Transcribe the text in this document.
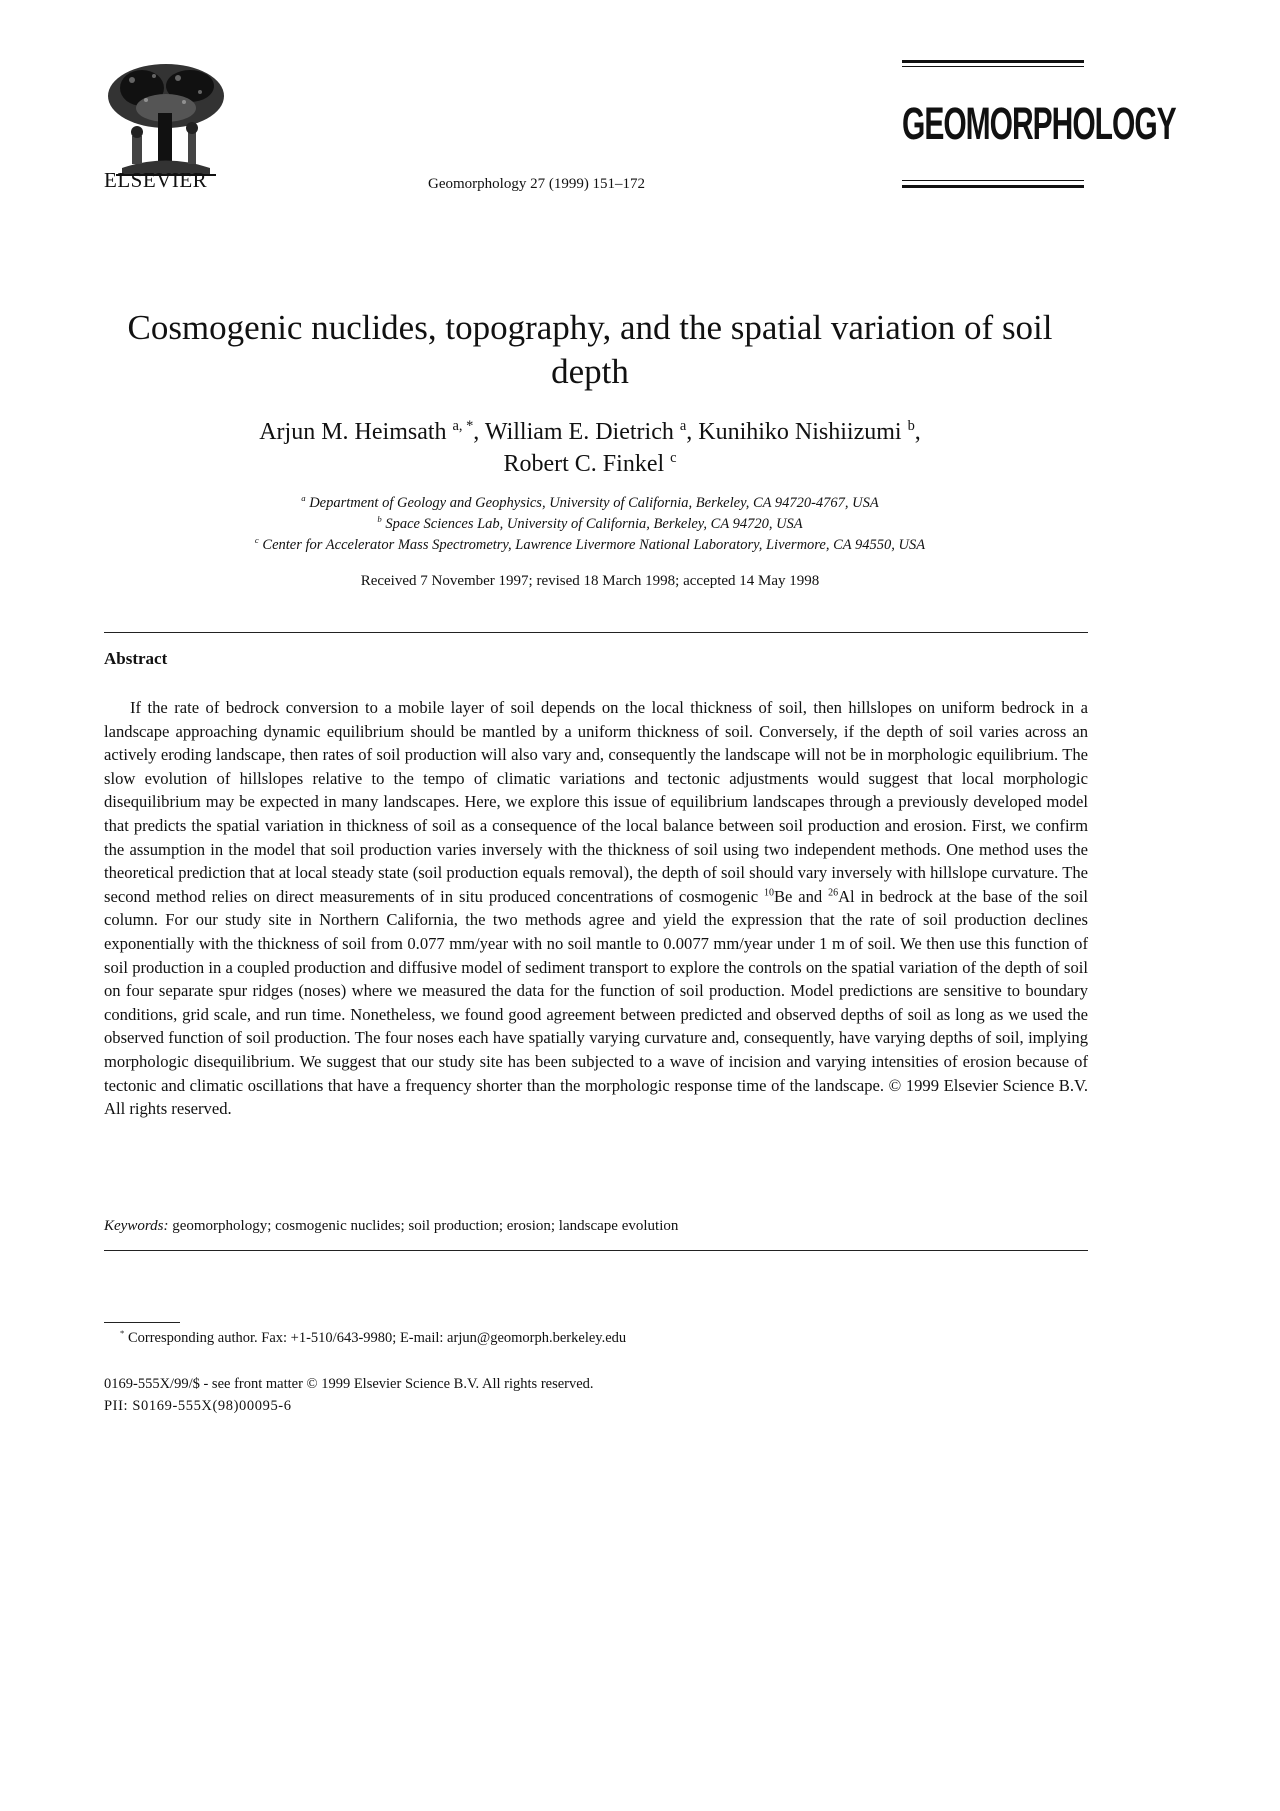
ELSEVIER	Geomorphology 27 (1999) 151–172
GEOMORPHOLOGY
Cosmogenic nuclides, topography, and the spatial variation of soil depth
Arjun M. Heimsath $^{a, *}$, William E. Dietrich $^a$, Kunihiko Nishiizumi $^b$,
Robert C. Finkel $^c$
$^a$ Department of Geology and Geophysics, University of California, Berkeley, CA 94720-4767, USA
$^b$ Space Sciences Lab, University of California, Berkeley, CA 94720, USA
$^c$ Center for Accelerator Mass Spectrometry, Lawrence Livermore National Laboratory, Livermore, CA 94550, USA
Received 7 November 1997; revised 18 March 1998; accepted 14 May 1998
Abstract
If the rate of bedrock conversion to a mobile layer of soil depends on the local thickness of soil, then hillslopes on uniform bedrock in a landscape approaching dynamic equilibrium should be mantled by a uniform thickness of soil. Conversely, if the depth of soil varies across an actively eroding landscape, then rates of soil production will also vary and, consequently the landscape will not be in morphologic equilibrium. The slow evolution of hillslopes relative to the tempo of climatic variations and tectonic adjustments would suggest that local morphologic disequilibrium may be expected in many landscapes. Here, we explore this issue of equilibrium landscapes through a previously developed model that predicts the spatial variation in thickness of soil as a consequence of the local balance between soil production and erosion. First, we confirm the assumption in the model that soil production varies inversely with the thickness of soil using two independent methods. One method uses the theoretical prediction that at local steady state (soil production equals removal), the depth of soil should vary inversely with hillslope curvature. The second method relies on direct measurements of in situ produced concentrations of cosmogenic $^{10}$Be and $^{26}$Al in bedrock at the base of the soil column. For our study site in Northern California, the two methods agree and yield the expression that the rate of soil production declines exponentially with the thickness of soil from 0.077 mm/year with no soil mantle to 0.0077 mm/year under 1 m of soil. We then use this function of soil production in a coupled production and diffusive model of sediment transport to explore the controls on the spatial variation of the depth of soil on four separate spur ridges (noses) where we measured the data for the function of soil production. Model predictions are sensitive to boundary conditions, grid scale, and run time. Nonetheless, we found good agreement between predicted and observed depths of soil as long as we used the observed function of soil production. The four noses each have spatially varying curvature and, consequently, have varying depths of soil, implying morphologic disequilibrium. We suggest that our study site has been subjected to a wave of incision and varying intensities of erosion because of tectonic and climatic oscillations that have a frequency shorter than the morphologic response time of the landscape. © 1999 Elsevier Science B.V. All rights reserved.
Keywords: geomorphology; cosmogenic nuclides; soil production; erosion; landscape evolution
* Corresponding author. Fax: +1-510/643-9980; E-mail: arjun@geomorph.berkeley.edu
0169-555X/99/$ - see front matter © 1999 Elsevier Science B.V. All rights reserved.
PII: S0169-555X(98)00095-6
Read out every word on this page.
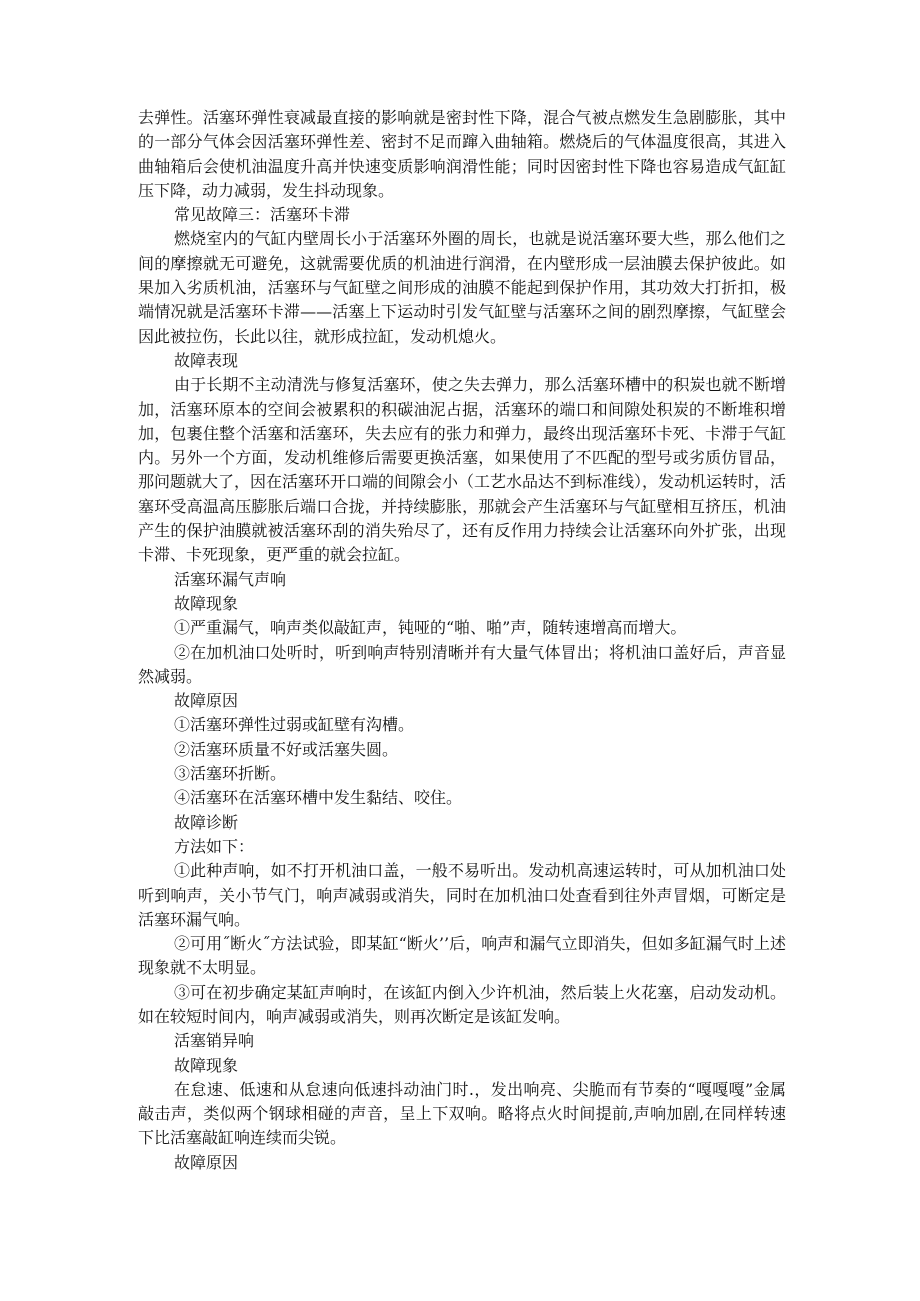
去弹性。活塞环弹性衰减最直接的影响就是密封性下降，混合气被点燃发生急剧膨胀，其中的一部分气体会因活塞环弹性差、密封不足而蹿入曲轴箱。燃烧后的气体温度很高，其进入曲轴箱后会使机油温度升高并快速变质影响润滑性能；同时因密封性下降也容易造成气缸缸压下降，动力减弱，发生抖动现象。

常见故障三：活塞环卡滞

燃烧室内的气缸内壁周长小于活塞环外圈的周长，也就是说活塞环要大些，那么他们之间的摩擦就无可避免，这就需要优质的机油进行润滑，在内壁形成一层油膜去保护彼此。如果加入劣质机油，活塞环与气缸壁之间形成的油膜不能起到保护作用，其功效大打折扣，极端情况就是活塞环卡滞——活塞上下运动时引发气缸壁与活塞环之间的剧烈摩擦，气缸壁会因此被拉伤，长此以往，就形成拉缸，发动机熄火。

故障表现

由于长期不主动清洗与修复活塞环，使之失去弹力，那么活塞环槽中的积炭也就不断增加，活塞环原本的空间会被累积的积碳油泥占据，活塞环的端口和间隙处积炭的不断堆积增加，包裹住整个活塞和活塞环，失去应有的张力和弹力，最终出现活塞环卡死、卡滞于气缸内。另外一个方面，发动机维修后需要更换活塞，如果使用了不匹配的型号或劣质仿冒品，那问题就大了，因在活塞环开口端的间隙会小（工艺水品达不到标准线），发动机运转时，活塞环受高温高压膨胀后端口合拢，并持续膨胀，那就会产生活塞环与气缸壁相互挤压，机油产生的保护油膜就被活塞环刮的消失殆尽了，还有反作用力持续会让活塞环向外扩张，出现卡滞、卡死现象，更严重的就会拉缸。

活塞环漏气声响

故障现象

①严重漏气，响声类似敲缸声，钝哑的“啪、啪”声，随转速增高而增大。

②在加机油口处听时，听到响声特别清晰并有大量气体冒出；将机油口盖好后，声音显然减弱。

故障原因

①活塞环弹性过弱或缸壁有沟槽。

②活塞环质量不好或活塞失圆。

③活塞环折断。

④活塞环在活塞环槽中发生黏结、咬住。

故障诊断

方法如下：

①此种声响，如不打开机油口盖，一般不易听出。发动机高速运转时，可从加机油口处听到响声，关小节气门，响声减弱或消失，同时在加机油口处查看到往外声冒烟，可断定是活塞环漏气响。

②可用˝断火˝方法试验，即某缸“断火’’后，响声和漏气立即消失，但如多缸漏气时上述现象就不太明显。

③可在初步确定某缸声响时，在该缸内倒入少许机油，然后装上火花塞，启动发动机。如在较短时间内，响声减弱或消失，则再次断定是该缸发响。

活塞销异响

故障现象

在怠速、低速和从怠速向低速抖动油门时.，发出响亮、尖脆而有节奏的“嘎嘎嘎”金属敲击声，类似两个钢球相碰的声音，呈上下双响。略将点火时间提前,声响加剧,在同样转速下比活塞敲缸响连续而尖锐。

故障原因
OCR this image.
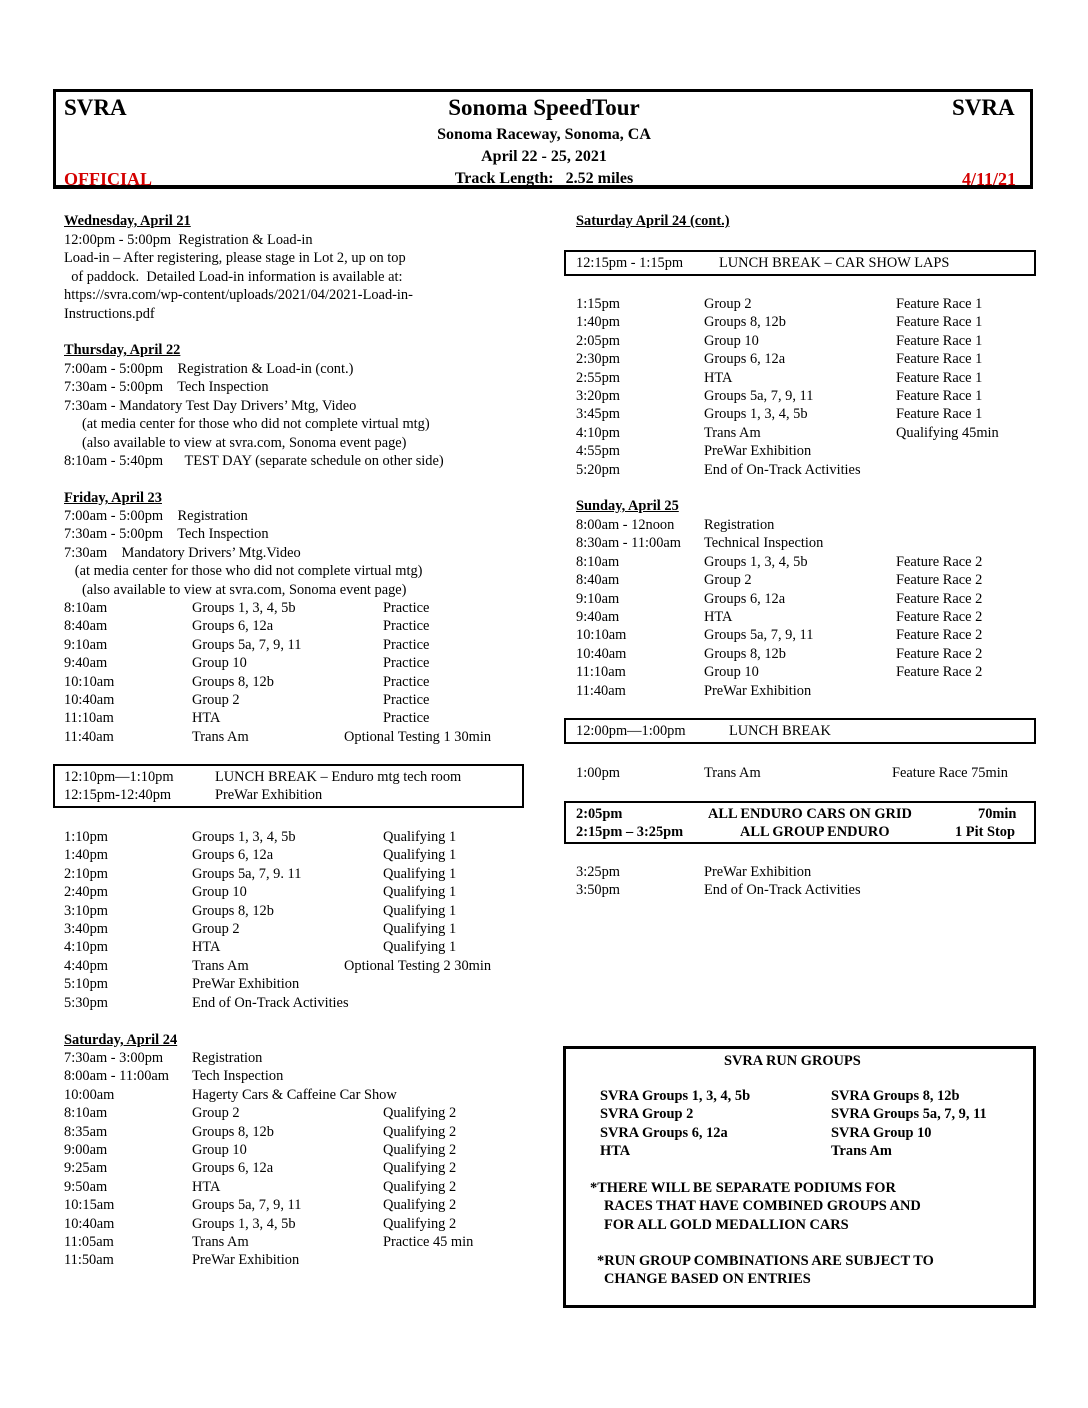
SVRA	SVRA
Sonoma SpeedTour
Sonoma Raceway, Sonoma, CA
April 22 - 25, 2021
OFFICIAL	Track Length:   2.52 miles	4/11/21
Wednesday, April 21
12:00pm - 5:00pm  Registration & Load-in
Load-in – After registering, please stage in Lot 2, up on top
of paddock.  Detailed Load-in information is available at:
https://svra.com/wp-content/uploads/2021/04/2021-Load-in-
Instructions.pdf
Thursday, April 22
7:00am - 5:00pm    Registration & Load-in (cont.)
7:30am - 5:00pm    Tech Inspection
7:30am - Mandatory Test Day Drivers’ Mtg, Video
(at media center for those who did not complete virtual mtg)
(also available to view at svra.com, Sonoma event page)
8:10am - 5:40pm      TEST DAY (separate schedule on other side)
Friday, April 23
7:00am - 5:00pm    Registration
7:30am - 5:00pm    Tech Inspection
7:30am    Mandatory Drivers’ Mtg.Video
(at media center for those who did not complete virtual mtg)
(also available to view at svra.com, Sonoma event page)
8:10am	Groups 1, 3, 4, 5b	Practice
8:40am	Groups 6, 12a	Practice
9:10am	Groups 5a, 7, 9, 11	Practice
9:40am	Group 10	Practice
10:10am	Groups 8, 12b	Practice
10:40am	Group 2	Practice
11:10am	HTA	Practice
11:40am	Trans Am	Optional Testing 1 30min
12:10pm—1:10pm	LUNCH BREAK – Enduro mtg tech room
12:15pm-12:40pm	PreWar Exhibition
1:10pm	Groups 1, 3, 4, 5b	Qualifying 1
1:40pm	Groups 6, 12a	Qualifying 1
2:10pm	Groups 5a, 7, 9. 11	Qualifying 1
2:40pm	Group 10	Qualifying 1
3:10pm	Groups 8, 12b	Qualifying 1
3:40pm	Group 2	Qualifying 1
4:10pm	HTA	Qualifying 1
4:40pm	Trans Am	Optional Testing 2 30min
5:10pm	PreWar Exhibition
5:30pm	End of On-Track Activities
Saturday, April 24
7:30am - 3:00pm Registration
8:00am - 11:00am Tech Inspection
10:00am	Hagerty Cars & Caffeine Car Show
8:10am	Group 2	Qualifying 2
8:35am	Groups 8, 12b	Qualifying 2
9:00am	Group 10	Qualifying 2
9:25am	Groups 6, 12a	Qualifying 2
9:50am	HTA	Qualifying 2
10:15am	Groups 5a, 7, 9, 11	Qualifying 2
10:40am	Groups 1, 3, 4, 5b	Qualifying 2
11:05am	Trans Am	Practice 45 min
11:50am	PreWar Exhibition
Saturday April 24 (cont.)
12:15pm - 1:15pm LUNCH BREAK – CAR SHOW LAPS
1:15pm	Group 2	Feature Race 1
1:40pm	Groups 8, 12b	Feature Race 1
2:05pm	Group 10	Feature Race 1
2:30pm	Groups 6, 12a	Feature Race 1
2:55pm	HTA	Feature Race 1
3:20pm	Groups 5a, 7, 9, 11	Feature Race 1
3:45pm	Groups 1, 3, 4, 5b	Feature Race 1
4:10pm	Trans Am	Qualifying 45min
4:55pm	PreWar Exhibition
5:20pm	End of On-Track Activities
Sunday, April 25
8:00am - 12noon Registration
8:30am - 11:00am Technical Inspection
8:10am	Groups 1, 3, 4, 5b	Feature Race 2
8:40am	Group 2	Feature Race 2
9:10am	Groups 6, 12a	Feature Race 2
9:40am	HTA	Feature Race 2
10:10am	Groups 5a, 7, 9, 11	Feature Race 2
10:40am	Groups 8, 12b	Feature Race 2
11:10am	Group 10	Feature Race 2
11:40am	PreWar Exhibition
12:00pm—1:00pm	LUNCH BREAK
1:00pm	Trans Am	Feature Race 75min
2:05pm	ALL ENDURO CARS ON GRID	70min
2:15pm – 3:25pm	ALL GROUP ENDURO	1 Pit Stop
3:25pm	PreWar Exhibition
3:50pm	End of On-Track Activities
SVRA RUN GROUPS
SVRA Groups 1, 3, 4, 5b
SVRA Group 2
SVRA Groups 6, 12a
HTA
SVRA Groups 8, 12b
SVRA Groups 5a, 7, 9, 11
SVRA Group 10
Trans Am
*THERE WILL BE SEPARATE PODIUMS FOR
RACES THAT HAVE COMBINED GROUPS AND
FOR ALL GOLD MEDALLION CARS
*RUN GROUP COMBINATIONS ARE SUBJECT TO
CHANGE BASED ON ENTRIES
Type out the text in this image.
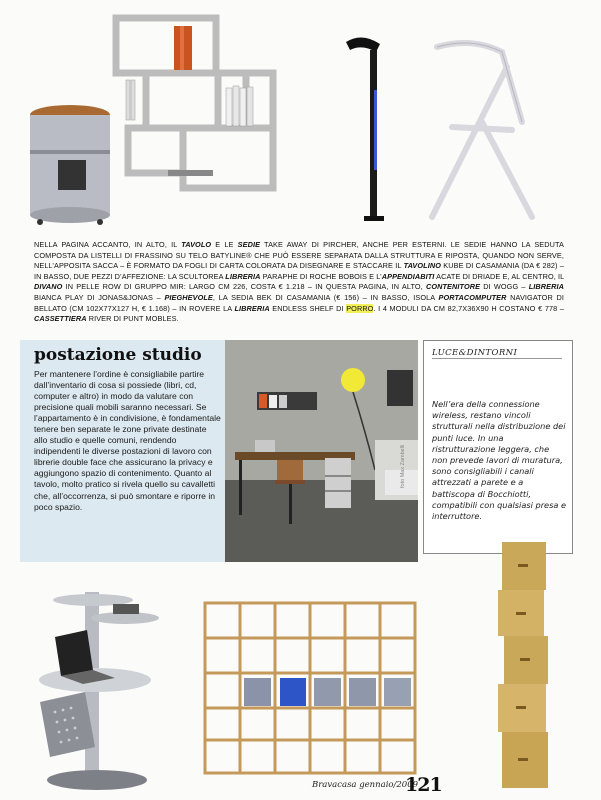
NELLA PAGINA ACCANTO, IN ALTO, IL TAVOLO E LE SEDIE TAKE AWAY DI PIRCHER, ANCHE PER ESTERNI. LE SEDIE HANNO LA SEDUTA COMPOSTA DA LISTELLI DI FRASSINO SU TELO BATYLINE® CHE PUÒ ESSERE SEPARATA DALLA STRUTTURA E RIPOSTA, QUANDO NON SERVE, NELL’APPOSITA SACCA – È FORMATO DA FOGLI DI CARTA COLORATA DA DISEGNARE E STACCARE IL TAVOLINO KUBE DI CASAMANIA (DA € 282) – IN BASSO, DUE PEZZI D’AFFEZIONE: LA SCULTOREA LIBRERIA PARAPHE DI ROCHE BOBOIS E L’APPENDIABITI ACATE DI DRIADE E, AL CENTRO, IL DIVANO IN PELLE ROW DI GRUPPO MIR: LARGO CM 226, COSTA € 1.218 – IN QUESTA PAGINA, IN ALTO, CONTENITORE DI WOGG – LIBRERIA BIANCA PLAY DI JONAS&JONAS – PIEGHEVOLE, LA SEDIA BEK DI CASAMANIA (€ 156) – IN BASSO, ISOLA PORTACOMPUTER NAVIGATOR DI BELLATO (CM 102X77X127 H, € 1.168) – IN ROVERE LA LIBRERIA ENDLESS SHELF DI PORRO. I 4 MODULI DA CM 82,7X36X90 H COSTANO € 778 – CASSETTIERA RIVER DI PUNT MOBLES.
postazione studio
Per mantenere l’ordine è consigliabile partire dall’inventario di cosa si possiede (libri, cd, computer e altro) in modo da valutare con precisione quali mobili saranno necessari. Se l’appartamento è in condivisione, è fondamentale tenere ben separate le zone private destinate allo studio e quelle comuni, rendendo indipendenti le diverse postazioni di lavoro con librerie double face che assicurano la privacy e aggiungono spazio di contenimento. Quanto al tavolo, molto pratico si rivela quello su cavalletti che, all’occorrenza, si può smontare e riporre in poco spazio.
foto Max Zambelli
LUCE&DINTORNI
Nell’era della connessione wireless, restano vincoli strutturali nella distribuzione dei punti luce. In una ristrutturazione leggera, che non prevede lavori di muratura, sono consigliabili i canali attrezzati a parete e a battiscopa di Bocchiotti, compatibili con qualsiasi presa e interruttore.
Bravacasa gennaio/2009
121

> [Stated goal]:
Copy every line of the material in which the word "Practice" occurs.

> [Result]:
8:10am	Groups 1, 3, 4, 5b	Practice
8:40am	Groups 6, 12a	Practice
9:10am	Groups 5a, 7, 9, 11	Practice
9:40am	Group 10	Practice
10:10am	Groups 8, 12b	Practice
10:40am	Group 2	Practice
11:10am	HTA	Practice
11:05am	Trans Am	Practice 45 min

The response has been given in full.